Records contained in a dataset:
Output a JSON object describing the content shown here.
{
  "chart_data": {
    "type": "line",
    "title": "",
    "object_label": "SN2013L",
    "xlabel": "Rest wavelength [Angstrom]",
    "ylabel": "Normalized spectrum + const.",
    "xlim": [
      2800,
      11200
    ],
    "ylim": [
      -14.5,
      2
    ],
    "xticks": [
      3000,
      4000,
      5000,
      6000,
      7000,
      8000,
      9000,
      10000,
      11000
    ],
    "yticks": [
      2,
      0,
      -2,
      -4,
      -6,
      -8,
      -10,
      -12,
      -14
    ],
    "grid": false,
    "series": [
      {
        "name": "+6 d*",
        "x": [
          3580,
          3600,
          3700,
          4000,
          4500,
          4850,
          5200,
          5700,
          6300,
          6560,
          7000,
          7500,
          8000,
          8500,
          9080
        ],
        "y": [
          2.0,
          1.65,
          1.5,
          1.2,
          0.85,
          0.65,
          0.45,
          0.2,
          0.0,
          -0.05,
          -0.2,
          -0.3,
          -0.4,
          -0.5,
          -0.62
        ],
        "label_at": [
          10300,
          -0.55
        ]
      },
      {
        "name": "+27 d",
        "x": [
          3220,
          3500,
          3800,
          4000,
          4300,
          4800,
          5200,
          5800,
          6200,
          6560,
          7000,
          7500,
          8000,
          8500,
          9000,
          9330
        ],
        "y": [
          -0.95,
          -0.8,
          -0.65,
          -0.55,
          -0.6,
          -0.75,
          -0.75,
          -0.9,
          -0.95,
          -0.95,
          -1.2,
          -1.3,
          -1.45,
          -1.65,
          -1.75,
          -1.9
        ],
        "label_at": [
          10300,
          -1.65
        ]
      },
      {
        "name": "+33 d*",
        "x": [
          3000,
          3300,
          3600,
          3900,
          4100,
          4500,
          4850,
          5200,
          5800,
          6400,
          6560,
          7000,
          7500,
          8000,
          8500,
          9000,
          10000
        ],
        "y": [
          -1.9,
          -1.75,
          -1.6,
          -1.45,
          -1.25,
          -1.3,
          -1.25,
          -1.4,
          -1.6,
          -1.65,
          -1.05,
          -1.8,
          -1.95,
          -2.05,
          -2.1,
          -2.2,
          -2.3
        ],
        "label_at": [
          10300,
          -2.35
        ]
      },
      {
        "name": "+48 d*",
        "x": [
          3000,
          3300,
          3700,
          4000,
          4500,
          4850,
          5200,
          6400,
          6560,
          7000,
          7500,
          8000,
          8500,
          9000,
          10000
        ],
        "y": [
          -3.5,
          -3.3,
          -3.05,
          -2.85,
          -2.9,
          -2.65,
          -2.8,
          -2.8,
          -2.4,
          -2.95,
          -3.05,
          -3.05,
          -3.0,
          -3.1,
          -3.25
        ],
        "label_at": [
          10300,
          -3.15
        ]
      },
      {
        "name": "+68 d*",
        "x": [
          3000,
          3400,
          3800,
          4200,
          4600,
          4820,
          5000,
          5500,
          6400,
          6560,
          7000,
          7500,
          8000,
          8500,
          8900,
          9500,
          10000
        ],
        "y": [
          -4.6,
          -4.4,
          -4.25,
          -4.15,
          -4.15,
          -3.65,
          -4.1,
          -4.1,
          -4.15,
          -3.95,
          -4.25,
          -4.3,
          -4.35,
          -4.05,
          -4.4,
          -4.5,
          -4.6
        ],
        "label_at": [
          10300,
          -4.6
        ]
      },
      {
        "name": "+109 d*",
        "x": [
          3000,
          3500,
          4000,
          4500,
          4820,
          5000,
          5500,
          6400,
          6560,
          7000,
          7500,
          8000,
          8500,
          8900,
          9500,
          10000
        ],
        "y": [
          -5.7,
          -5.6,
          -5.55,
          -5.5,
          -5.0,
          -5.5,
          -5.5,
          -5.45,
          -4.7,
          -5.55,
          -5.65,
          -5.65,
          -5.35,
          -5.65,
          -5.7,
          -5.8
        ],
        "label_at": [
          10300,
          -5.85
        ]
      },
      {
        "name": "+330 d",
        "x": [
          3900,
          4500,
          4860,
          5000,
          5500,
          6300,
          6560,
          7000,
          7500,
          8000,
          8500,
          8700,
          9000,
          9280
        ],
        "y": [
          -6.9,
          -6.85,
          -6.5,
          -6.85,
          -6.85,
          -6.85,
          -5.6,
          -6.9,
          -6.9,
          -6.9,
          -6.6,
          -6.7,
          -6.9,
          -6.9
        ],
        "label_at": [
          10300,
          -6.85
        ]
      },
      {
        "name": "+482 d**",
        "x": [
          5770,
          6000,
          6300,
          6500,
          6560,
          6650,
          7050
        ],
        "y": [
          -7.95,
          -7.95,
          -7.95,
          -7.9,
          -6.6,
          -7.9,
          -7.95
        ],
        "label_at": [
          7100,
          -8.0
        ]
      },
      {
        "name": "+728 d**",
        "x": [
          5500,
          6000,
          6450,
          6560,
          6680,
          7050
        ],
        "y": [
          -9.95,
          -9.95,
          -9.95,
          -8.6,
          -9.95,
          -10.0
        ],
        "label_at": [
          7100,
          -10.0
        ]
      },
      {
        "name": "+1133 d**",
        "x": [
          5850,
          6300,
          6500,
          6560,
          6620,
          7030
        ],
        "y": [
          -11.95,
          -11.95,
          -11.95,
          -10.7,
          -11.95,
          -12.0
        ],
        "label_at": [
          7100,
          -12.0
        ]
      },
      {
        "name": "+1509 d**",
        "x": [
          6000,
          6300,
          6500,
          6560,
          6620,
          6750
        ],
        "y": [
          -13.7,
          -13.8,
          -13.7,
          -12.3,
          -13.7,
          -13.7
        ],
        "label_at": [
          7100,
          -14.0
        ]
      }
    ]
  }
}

:: GIVEN INSTRUCTION ::
Write out all the records above again, exactly as they stand.

:: RESPONSE TO THIS TASK ::
Output a JSON object describing the content shown here.
{
  "chart_data": {
    "type": "line",
    "title": "",
    "object_label": "SN2013L",
    "xlabel": "Rest wavelength [Angstrom]",
    "ylabel": "Normalized spectrum + const.",
    "xlim": [
      2800,
      11200
    ],
    "ylim": [
      -14.5,
      2
    ],
    "xticks": [
      3000,
      4000,
      5000,
      6000,
      7000,
      8000,
      9000,
      10000,
      11000
    ],
    "yticks": [
      2,
      0,
      -2,
      -4,
      -6,
      -8,
      -10,
      -12,
      -14
    ],
    "grid": false,
    "series": [
      {
        "name": "+6 d*",
        "x": [
          3580,
          3600,
          3700,
          4000,
          4500,
          4850,
          5200,
          5700,
          6300,
          6560,
          7000,
          7500,
          8000,
          8500,
          9080
        ],
        "y": [
          2.0,
          1.65,
          1.5,
          1.2,
          0.85,
          0.65,
          0.45,
          0.2,
          0.0,
          -0.05,
          -0.2,
          -0.3,
          -0.4,
          -0.5,
          -0.62
        ],
        "label_at": [
          10300,
          -0.55
        ]
      },
      {
        "name": "+27 d",
        "x": [
          3220,
          3500,
          3800,
          4000,
          4300,
          4800,
          5200,
          5800,
          6200,
          6560,
          7000,
          7500,
          8000,
          8500,
          9000,
          9330
        ],
        "y": [
          -0.95,
          -0.8,
          -0.65,
          -0.55,
          -0.6,
          -0.75,
          -0.75,
          -0.9,
          -0.95,
          -0.95,
          -1.2,
          -1.3,
          -1.45,
          -1.65,
          -1.75,
          -1.9
        ],
        "label_at": [
          10300,
          -1.65
        ]
      },
      {
        "name": "+33 d*",
        "x": [
          3000,
          3300,
          3600,
          3900,
          4100,
          4500,
          4850,
          5200,
          5800,
          6400,
          6560,
          7000,
          7500,
          8000,
          8500,
          9000,
          10000
        ],
        "y": [
          -1.9,
          -1.75,
          -1.6,
          -1.45,
          -1.25,
          -1.3,
          -1.25,
          -1.4,
          -1.6,
          -1.65,
          -1.05,
          -1.8,
          -1.95,
          -2.05,
          -2.1,
          -2.2,
          -2.3
        ],
        "label_at": [
          10300,
          -2.35
        ]
      },
      {
        "name": "+48 d*",
        "x": [
          3000,
          3300,
          3700,
          4000,
          4500,
          4850,
          5200,
          6400,
          6560,
          7000,
          7500,
          8000,
          8500,
          9000,
          10000
        ],
        "y": [
          -3.5,
          -3.3,
          -3.05,
          -2.85,
          -2.9,
          -2.65,
          -2.8,
          -2.8,
          -2.4,
          -2.95,
          -3.05,
          -3.05,
          -3.0,
          -3.1,
          -3.25
        ],
        "label_at": [
          10300,
          -3.15
        ]
      },
      {
        "name": "+68 d*",
        "x": [
          3000,
          3400,
          3800,
          4200,
          4600,
          4820,
          5000,
          5500,
          6400,
          6560,
          7000,
          7500,
          8000,
          8500,
          8900,
          9500,
          10000
        ],
        "y": [
          -4.6,
          -4.4,
          -4.25,
          -4.15,
          -4.15,
          -3.65,
          -4.1,
          -4.1,
          -4.15,
          -3.95,
          -4.25,
          -4.3,
          -4.35,
          -4.05,
          -4.4,
          -4.5,
          -4.6
        ],
        "label_at": [
          10300,
          -4.6
        ]
      },
      {
        "name": "+109 d*",
        "x": [
          3000,
          3500,
          4000,
          4500,
          4820,
          5000,
          5500,
          6400,
          6560,
          7000,
          7500,
          8000,
          8500,
          8900,
          9500,
          10000
        ],
        "y": [
          -5.7,
          -5.6,
          -5.55,
          -5.5,
          -5.0,
          -5.5,
          -5.5,
          -5.45,
          -4.7,
          -5.55,
          -5.65,
          -5.65,
          -5.35,
          -5.65,
          -5.7,
          -5.8
        ],
        "label_at": [
          10300,
          -5.85
        ]
      },
      {
        "name": "+330 d",
        "x": [
          3900,
          4500,
          4860,
          5000,
          5500,
          6300,
          6560,
          7000,
          7500,
          8000,
          8500,
          8700,
          9000,
          9280
        ],
        "y": [
          -6.9,
          -6.85,
          -6.5,
          -6.85,
          -6.85,
          -6.85,
          -5.6,
          -6.9,
          -6.9,
          -6.9,
          -6.6,
          -6.7,
          -6.9,
          -6.9
        ],
        "label_at": [
          10300,
          -6.85
        ]
      },
      {
        "name": "+482 d**",
        "x": [
          5770,
          6000,
          6300,
          6500,
          6560,
          6650,
          7050
        ],
        "y": [
          -7.95,
          -7.95,
          -7.95,
          -7.9,
          -6.6,
          -7.9,
          -7.95
        ],
        "label_at": [
          7100,
          -8.0
        ]
      },
      {
        "name": "+728 d**",
        "x": [
          5500,
          6000,
          6450,
          6560,
          6680,
          7050
        ],
        "y": [
          -9.95,
          -9.95,
          -9.95,
          -8.6,
          -9.95,
          -10.0
        ],
        "label_at": [
          7100,
          -10.0
        ]
      },
      {
        "name": "+1133 d**",
        "x": [
          5850,
          6300,
          6500,
          6560,
          6620,
          7030
        ],
        "y": [
          -11.95,
          -11.95,
          -11.95,
          -10.7,
          -11.95,
          -12.0
        ],
        "label_at": [
          7100,
          -12.0
        ]
      },
      {
        "name": "+1509 d**",
        "x": [
          6000,
          6300,
          6500,
          6560,
          6620,
          6750
        ],
        "y": [
          -13.7,
          -13.8,
          -13.7,
          -12.3,
          -13.7,
          -13.7
        ],
        "label_at": [
          7100,
          -14.0
        ]
      }
    ]
  }
}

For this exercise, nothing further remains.